> [Your assignment]:
Work out how many lines in the entries contain the string "antivirus", and give nothing but that number.

> [Dataset records]:
====
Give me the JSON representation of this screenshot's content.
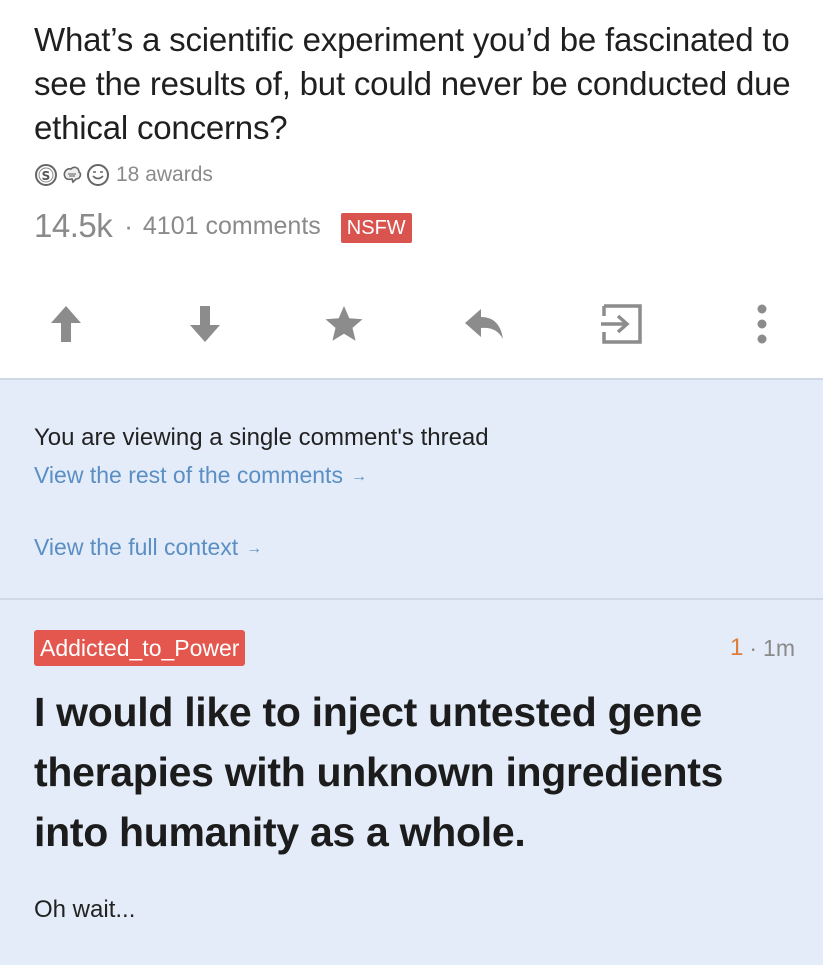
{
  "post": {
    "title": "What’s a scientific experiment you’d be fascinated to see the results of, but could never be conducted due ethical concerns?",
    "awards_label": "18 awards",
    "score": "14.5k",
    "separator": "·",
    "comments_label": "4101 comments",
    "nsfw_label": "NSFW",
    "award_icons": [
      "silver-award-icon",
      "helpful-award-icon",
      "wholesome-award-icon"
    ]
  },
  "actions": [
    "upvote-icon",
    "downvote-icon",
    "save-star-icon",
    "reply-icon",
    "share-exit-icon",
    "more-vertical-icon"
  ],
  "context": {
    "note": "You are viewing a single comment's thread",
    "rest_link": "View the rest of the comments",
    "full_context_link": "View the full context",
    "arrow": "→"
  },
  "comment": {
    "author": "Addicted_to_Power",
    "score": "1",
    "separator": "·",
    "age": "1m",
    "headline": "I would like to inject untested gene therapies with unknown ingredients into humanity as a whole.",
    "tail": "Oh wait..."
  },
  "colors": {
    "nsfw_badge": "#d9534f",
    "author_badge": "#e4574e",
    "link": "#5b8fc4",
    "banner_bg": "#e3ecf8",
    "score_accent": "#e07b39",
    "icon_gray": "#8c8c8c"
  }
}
====
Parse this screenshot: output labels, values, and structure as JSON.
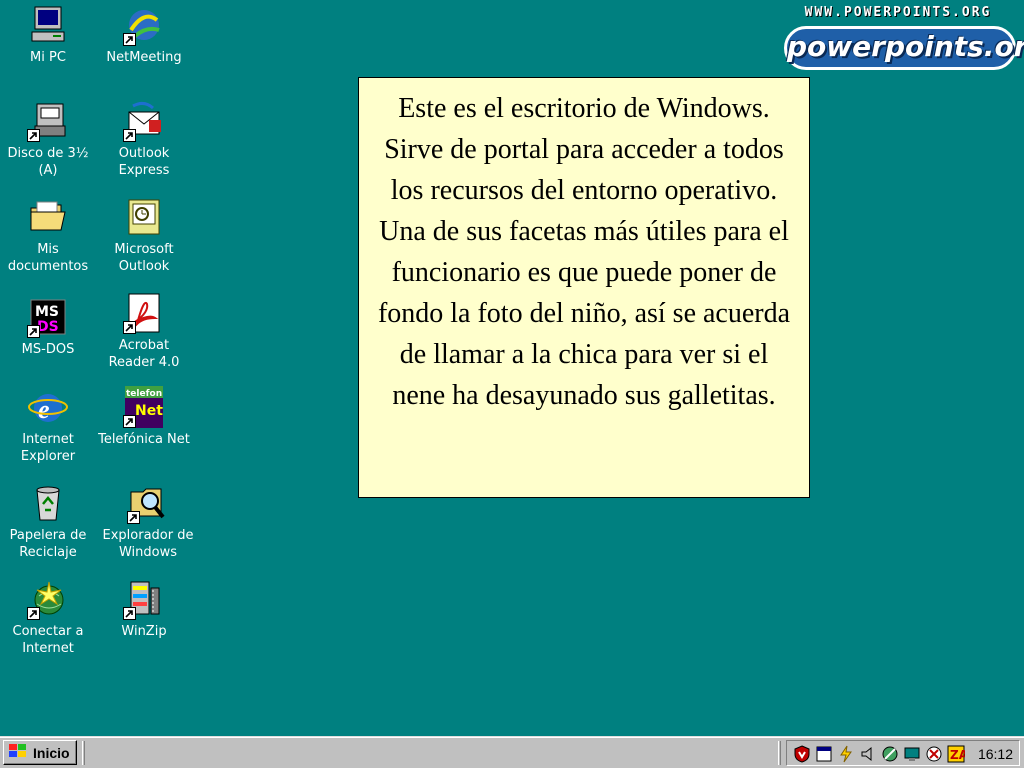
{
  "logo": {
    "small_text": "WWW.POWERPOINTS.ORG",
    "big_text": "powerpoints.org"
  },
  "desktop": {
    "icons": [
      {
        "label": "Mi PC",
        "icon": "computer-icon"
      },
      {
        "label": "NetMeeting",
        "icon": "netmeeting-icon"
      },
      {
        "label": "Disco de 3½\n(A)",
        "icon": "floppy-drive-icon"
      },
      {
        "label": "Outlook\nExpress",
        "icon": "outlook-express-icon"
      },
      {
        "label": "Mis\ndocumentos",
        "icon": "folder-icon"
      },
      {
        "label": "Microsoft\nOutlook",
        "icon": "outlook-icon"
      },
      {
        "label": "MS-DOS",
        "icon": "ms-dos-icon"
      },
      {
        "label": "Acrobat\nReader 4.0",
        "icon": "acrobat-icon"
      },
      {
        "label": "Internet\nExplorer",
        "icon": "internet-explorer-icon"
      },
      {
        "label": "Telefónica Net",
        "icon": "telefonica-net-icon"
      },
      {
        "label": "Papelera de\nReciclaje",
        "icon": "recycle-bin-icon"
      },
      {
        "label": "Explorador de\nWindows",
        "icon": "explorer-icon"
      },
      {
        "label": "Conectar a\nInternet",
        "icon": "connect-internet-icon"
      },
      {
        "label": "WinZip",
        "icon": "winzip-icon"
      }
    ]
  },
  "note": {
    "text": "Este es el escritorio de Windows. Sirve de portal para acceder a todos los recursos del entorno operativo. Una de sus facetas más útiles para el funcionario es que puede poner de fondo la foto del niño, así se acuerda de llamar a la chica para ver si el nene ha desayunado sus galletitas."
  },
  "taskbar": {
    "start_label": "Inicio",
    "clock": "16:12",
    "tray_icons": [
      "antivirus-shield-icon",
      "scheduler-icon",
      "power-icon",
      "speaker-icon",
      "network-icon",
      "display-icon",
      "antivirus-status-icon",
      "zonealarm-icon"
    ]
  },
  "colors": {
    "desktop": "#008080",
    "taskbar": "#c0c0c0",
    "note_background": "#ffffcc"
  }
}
====
> [Written response]:
2